▶ _Dataset entries_:
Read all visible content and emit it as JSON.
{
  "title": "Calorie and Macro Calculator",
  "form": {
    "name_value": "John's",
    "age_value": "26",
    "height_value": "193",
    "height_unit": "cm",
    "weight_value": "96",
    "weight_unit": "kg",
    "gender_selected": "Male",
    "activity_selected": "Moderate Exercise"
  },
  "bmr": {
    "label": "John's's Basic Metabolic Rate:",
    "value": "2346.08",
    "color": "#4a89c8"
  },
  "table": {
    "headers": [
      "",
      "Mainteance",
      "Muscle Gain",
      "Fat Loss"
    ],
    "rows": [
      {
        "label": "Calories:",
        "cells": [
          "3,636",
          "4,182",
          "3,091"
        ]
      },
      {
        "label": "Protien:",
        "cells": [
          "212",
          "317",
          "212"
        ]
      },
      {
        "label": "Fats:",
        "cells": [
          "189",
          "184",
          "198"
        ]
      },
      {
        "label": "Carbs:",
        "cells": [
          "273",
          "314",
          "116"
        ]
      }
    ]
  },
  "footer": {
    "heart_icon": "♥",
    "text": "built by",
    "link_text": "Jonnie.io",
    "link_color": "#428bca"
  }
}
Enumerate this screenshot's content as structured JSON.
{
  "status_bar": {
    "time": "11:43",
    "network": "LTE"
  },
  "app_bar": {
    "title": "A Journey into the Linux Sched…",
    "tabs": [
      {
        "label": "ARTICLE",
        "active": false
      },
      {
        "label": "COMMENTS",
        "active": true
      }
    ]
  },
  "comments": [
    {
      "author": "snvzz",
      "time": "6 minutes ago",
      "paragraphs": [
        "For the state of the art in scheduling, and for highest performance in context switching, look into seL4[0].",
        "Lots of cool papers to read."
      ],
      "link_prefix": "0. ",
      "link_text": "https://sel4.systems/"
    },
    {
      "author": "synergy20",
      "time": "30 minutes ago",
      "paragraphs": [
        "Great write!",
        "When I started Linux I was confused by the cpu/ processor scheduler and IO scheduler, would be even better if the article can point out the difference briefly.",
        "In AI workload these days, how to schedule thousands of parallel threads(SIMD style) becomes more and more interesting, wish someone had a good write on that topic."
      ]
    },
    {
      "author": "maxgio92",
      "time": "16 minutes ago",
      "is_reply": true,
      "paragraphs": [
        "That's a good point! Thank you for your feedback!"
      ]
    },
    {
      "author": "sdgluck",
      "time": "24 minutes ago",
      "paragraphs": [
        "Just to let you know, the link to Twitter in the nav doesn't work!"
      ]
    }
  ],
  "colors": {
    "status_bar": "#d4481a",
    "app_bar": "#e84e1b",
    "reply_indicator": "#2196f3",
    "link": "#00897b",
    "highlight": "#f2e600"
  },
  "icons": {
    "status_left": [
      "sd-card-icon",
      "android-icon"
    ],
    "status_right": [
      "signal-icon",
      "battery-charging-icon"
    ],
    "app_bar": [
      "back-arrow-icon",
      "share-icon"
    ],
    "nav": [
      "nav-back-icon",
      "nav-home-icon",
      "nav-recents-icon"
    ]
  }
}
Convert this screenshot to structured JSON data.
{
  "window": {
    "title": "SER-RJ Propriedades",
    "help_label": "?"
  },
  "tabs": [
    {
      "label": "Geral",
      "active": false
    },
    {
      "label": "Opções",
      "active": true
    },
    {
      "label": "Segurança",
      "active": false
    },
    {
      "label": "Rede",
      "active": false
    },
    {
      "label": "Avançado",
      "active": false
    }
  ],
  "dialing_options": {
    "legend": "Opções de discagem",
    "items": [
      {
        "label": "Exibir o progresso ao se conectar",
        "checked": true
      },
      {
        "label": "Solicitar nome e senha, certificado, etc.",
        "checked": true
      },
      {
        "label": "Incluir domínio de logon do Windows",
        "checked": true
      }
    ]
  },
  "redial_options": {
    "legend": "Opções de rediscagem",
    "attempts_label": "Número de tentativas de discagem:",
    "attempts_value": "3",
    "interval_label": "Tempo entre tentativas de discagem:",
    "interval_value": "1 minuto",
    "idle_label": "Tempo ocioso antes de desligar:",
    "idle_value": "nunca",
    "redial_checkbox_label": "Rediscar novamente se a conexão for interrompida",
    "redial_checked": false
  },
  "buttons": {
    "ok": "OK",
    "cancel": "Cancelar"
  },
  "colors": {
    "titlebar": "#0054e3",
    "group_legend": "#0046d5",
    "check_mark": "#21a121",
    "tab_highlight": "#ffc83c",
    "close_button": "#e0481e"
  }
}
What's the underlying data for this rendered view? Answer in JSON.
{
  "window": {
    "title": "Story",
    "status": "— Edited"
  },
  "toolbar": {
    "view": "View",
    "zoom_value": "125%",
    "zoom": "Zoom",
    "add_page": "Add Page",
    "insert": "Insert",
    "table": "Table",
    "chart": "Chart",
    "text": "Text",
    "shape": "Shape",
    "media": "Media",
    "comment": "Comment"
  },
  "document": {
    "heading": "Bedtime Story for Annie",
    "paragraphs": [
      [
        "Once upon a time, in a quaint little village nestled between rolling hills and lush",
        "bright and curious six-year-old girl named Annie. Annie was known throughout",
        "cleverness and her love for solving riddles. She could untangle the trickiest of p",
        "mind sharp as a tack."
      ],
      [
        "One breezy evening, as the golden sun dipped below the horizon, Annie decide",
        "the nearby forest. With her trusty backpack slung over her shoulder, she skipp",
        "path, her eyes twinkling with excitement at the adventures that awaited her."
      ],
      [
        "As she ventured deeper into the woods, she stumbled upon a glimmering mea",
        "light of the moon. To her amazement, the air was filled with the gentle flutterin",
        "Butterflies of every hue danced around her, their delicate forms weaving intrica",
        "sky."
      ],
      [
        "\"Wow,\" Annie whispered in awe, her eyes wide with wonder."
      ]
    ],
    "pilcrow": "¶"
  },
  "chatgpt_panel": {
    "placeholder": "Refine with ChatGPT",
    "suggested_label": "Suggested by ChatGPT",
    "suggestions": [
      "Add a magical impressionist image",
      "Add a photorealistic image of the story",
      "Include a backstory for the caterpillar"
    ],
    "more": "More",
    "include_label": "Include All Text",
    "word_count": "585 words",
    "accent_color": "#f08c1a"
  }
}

▶ _Task goal_: Find how many lines in the listing contain the word "Opções" and give that count alone.

▶ _Solution for this problem_: 3